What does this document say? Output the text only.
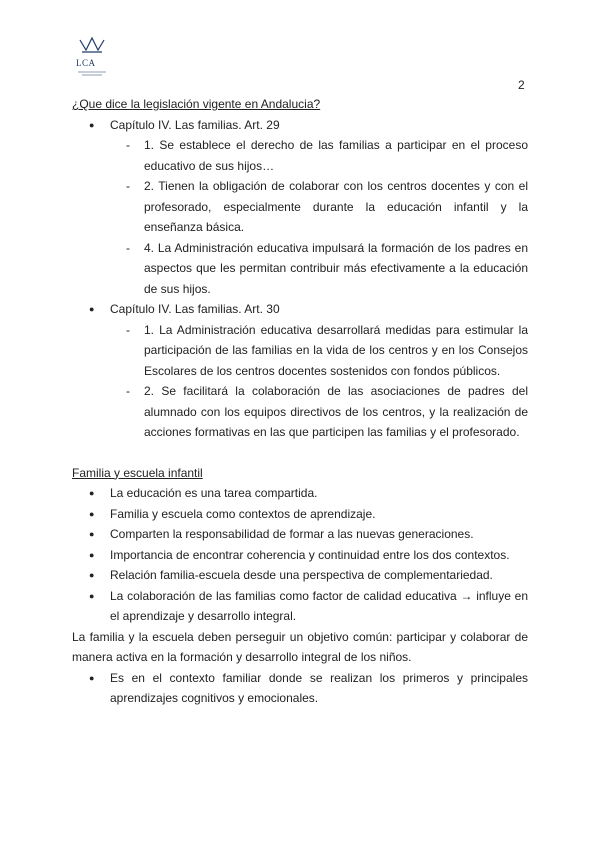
LCA
2

¿Que dice la legislación vigente en Andalucia?

● Capítulo IV. Las familias. Art. 29
- 1. Se establece el derecho de las familias a participar en el proceso educativo de sus hijos…
- 2. Tienen la obligación de colaborar con los centros docentes y con el profesorado, especialmente durante la educación infantil y la enseñanza básica.
- 4. La Administración educativa impulsará la formación de los padres en aspectos que les permitan contribuir más efectivamente a la educación de sus hijos.
● Capítulo IV. Las familias. Art. 30
- 1. La Administración educativa desarrollará medidas para estimular la participación de las familias en la vida de los centros y en los Consejos Escolares de los centros docentes sostenidos con fondos públicos.
- 2. Se facilitará la colaboración de las asociaciones de padres del alumnado con los equipos directivos de los centros, y la realización de acciones formativas en las que participen las familias y el profesorado.

Familia y escuela infantil

● La educación es una tarea compartida.
● Familia y escuela como contextos de aprendizaje.
● Comparten la responsabilidad de formar a las nuevas generaciones.
● Importancia de encontrar coherencia y continuidad entre los dos contextos.
● Relación familia-escuela desde una perspectiva de complementariedad.
● La colaboración de las familias como factor de calidad educativa → influye en el aprendizaje y desarrollo integral.

La familia y la escuela deben perseguir un objetivo común: participar y colaborar de manera activa en la formación y desarrollo integral de los niños.

● Es en el contexto familiar donde se realizan los primeros y principales aprendizajes cognitivos y emocionales.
■ ■ ■ ■ ■
◆ **Task description**: Return the listing above unchanged, apart from dropping its pictures.

◆ **The answer**:
What does this document say? Output the text only.
LCA
2

¿Que dice la legislación vigente en Andalucia?

● Capítulo IV. Las familias. Art. 29
- 1. Se establece el derecho de las familias a participar en el proceso educativo de sus hijos…
- 2. Tienen la obligación de colaborar con los centros docentes y con el profesorado, especialmente durante la educación infantil y la enseñanza básica.
- 4. La Administración educativa impulsará la formación de los padres en aspectos que les permitan contribuir más efectivamente a la educación de sus hijos.
● Capítulo IV. Las familias. Art. 30
- 1. La Administración educativa desarrollará medidas para estimular la participación de las familias en la vida de los centros y en los Consejos Escolares de los centros docentes sostenidos con fondos públicos.
- 2. Se facilitará la colaboración de las asociaciones de padres del alumnado con los equipos directivos de los centros, y la realización de acciones formativas en las que participen las familias y el profesorado.

Familia y escuela infantil

● La educación es una tarea compartida.
● Familia y escuela como contextos de aprendizaje.
● Comparten la responsabilidad de formar a las nuevas generaciones.
● Importancia de encontrar coherencia y continuidad entre los dos contextos.
● Relación familia-escuela desde una perspectiva de complementariedad.
● La colaboración de las familias como factor de calidad educativa → influye en el aprendizaje y desarrollo integral.

La familia y la escuela deben perseguir un objetivo común: participar y colaborar de manera activa en la formación y desarrollo integral de los niños.

● Es en el contexto familiar donde se realizan los primeros y principales aprendizajes cognitivos y emocionales.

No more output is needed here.